Search the listing below for "Abend". Copy each matching line.

####################

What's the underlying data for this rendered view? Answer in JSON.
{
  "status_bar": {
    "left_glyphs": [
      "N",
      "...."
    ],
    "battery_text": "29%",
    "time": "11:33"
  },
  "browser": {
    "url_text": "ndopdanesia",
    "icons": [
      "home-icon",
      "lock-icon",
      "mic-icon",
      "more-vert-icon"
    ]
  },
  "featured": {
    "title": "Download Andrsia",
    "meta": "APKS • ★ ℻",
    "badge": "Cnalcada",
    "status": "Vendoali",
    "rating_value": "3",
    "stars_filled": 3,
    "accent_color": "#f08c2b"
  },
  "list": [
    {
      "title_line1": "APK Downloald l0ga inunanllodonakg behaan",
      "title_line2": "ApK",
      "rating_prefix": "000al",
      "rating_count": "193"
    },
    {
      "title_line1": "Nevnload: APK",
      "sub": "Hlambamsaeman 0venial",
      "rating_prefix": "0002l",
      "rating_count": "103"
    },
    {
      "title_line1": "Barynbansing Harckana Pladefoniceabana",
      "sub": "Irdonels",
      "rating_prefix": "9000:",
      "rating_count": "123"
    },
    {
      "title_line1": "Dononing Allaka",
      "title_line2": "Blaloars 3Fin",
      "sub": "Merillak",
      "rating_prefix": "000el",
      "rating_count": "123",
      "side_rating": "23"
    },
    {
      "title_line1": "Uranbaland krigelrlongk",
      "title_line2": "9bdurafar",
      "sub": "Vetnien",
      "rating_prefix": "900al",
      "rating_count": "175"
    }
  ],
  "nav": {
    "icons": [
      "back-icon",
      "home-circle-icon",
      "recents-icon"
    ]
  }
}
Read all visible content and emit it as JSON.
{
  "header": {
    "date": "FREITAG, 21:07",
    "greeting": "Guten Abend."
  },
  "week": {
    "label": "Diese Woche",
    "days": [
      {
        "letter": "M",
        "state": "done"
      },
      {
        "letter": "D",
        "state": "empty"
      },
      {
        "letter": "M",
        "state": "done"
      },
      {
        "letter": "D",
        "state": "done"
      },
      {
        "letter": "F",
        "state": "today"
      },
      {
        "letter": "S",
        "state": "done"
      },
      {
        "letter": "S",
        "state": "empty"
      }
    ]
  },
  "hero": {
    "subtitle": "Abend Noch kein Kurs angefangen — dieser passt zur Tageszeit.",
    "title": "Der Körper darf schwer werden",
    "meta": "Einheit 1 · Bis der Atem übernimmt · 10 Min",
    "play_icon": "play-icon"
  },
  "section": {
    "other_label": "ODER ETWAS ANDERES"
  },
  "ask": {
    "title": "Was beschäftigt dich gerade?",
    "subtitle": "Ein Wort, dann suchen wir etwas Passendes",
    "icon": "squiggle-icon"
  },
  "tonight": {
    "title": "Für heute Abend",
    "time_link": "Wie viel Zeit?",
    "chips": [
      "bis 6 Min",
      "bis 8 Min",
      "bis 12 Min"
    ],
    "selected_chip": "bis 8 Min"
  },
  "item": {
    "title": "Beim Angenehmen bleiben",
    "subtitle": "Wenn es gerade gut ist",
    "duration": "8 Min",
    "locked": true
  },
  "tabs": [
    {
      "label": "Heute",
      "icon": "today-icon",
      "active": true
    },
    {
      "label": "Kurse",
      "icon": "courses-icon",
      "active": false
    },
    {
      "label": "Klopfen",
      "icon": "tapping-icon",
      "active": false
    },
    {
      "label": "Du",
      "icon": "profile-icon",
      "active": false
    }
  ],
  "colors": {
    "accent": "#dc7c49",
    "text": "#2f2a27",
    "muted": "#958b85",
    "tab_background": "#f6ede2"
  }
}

####################

PROBLEM SOLUTION |
    "greeting": "Guten Abend."
    "subtitle": "Abend Noch kein Kurs angefangen — dieser passt zur Tageszeit.",
    "title": "Für heute Abend",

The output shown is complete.